►
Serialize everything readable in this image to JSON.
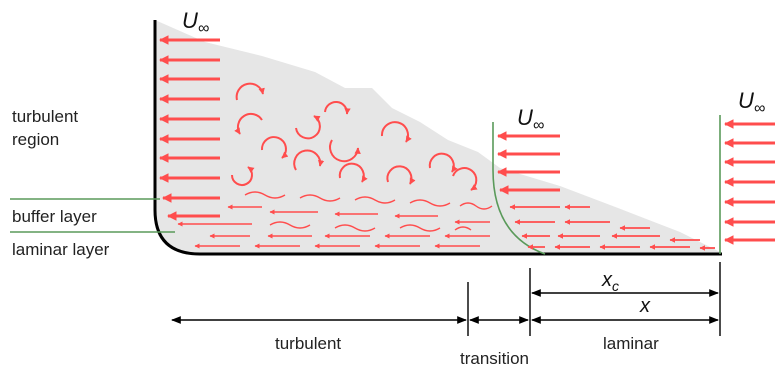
{
  "free_stream_symbol": "U",
  "free_stream_subscript": "∞",
  "region_labels": {
    "turbulent_region_line1": "turbulent",
    "turbulent_region_line2": "region",
    "buffer_layer": "buffer layer",
    "laminar_layer": "laminar layer"
  },
  "dimension_labels": {
    "xc_symbol": "x",
    "xc_subscript": "c",
    "x": "x",
    "turbulent": "turbulent",
    "transition": "transition",
    "laminar": "laminar"
  },
  "colors": {
    "velocity_arrow": "#ff4d4d",
    "eddy": "#ff4d4d",
    "wall": "#000000",
    "boundary_layer_fill": "#e6e6e6",
    "profile_line": "#5a9a5a",
    "dimension_line": "#000000"
  }
}
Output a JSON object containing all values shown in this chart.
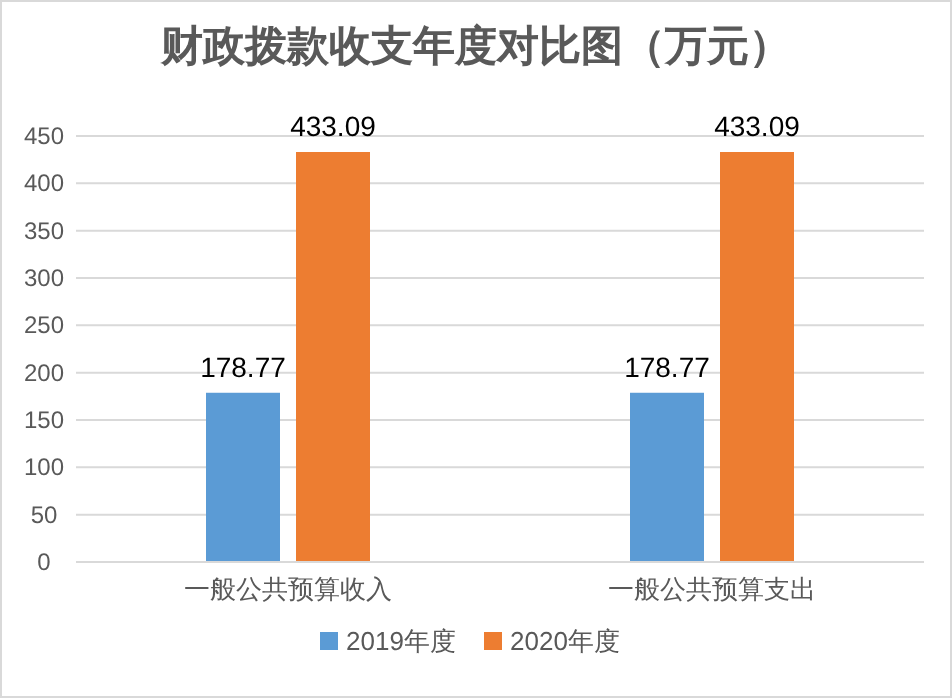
{
  "chart_data": {
    "type": "bar",
    "title": "财政拨款收支年度对比图（万元）",
    "categories": [
      "一般公共预算收入",
      "一般公共预算支出"
    ],
    "series": [
      {
        "name": "2019年度",
        "color": "#5b9bd5",
        "values": [
          178.77,
          178.77
        ]
      },
      {
        "name": "2020年度",
        "color": "#ed7d31",
        "values": [
          433.09,
          433.09
        ]
      }
    ],
    "ylim": [
      0,
      450
    ],
    "yticks": [
      0,
      50,
      100,
      150,
      200,
      250,
      300,
      350,
      400,
      450
    ],
    "grid": "y",
    "legend": "bottom",
    "data_labels": true
  }
}
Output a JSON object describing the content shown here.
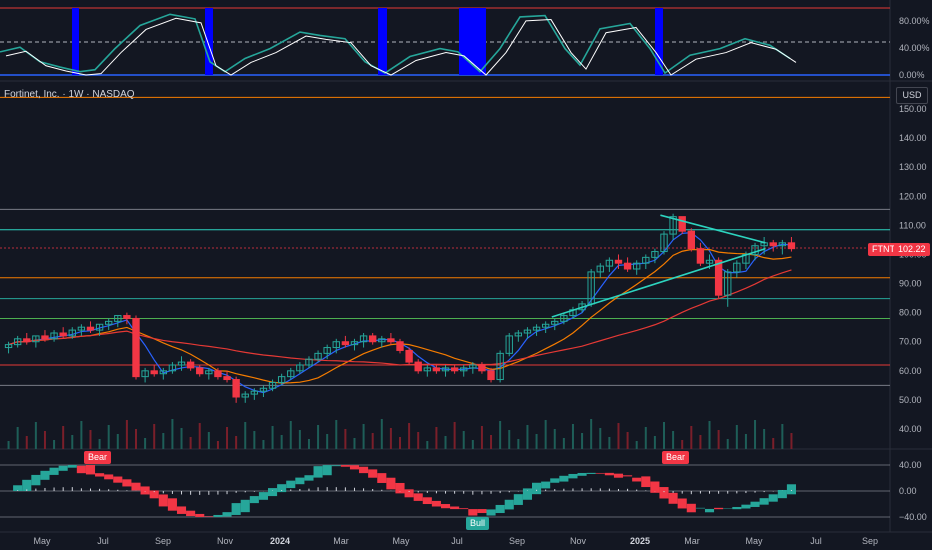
{
  "symbol": {
    "title": "Fortinet, Inc. · 1W · NASDAQ",
    "ticker": "FTNT",
    "last_price": "102.22",
    "currency": "USD"
  },
  "colors": {
    "up": "#26a69a",
    "down": "#f23645",
    "teal_line": "#2dd4bf",
    "orange": "#f57c00",
    "red": "#e53935",
    "blue": "#2962ff",
    "purple": "#9c27b0"
  },
  "time_axis": [
    "May",
    "Jul",
    "Sep",
    "Nov",
    "2024",
    "Mar",
    "May",
    "Jul",
    "Sep",
    "Nov",
    "2025",
    "Mar",
    "May",
    "Jul",
    "Sep"
  ],
  "osc_top": {
    "levels": [
      "80.00%",
      "40.00%",
      "0.00%"
    ]
  },
  "price_axis": [
    "150.00",
    "140.00",
    "130.00",
    "120.00",
    "110.00",
    "100.00",
    "90.00",
    "80.00",
    "70.00",
    "60.00",
    "50.00",
    "40.00"
  ],
  "osc_bottom": {
    "levels": [
      "40.00",
      "0.00",
      "−40.00"
    ],
    "labels": {
      "bear1": "Bear",
      "bear2": "Bear",
      "bull": "Bull"
    }
  },
  "chart_data": {
    "type": "candlestick",
    "ylim": [
      35,
      155
    ],
    "horizontal_levels": [
      154,
      115.5,
      108.5,
      92,
      84.8,
      78,
      62,
      55
    ],
    "triangle": {
      "upper": [
        [
          0.742,
          113.5
        ],
        [
          0.86,
          104
        ]
      ],
      "lower": [
        [
          0.62,
          78.5
        ],
        [
          0.86,
          102
        ]
      ]
    },
    "candles": [
      [
        68,
        70,
        66,
        69
      ],
      [
        69,
        72,
        68,
        71
      ],
      [
        71,
        73,
        69,
        70
      ],
      [
        70,
        72,
        68,
        72
      ],
      [
        72,
        74,
        70,
        71
      ],
      [
        71,
        74,
        70,
        73
      ],
      [
        73,
        75,
        71,
        72
      ],
      [
        72,
        75,
        71,
        74
      ],
      [
        74,
        76,
        72,
        75
      ],
      [
        75,
        77,
        73,
        74
      ],
      [
        74,
        76,
        72,
        76
      ],
      [
        76,
        78,
        74,
        77
      ],
      [
        77,
        79,
        75,
        79
      ],
      [
        79,
        80,
        76,
        78
      ],
      [
        78,
        79,
        57,
        58
      ],
      [
        58,
        61,
        56,
        60
      ],
      [
        60,
        62,
        58,
        59
      ],
      [
        59,
        61,
        57,
        60
      ],
      [
        60,
        63,
        59,
        62
      ],
      [
        62,
        65,
        60,
        63
      ],
      [
        63,
        64,
        60,
        61
      ],
      [
        61,
        62,
        58,
        59
      ],
      [
        59,
        61,
        57,
        60
      ],
      [
        60,
        61,
        57,
        58
      ],
      [
        58,
        60,
        56,
        57
      ],
      [
        57,
        58,
        49,
        51
      ],
      [
        51,
        53,
        49,
        52
      ],
      [
        52,
        54,
        50,
        53
      ],
      [
        53,
        55,
        51,
        54
      ],
      [
        54,
        57,
        53,
        56
      ],
      [
        56,
        59,
        55,
        58
      ],
      [
        58,
        61,
        57,
        60
      ],
      [
        60,
        63,
        59,
        62
      ],
      [
        62,
        65,
        61,
        64
      ],
      [
        64,
        67,
        63,
        66
      ],
      [
        66,
        69,
        64,
        68
      ],
      [
        68,
        71,
        66,
        70
      ],
      [
        70,
        72,
        68,
        69
      ],
      [
        69,
        71,
        67,
        70
      ],
      [
        70,
        73,
        68,
        72
      ],
      [
        72,
        73,
        69,
        70
      ],
      [
        70,
        72,
        68,
        71
      ],
      [
        71,
        73,
        69,
        70
      ],
      [
        70,
        71,
        66,
        67
      ],
      [
        67,
        68,
        62,
        63
      ],
      [
        63,
        64,
        59,
        60
      ],
      [
        60,
        62,
        58,
        61
      ],
      [
        61,
        62,
        59,
        60
      ],
      [
        60,
        62,
        58,
        61
      ],
      [
        61,
        62,
        59,
        60
      ],
      [
        60,
        62,
        58,
        61
      ],
      [
        61,
        63,
        59,
        62
      ],
      [
        62,
        63,
        59,
        60
      ],
      [
        60,
        61,
        56,
        57
      ],
      [
        57,
        67,
        56,
        66
      ],
      [
        66,
        73,
        65,
        72
      ],
      [
        72,
        74,
        70,
        73
      ],
      [
        73,
        75,
        71,
        74
      ],
      [
        74,
        76,
        72,
        75
      ],
      [
        75,
        77,
        73,
        76
      ],
      [
        76,
        78,
        74,
        77
      ],
      [
        77,
        80,
        76,
        79
      ],
      [
        79,
        82,
        78,
        81
      ],
      [
        81,
        84,
        80,
        83
      ],
      [
        83,
        95,
        82,
        94
      ],
      [
        94,
        97,
        92,
        96
      ],
      [
        96,
        99,
        94,
        98
      ],
      [
        98,
        100,
        95,
        97
      ],
      [
        97,
        99,
        94,
        95
      ],
      [
        95,
        98,
        93,
        97
      ],
      [
        97,
        100,
        95,
        99
      ],
      [
        99,
        102,
        97,
        101
      ],
      [
        101,
        108,
        100,
        107
      ],
      [
        107,
        114,
        105,
        113
      ],
      [
        113,
        112,
        107,
        108
      ],
      [
        108,
        109,
        101,
        102
      ],
      [
        102,
        104,
        96,
        97
      ],
      [
        97,
        100,
        95,
        98
      ],
      [
        98,
        99,
        85,
        86
      ],
      [
        86,
        95,
        82,
        94
      ],
      [
        94,
        98,
        92,
        97
      ],
      [
        97,
        101,
        95,
        100
      ],
      [
        100,
        104,
        98,
        103
      ],
      [
        103,
        106,
        100,
        104
      ],
      [
        104,
        105,
        101,
        103
      ],
      [
        103,
        105,
        100,
        104
      ],
      [
        104,
        106,
        101,
        102
      ]
    ]
  }
}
◄
> Work to complete: Return each line in the records that holds the string "title".

> Solution for this problem:
    "title": "财政拨款收支年度对比图（万元）",
    "title": "Fortinet, Inc. · 1W · NASDAQ",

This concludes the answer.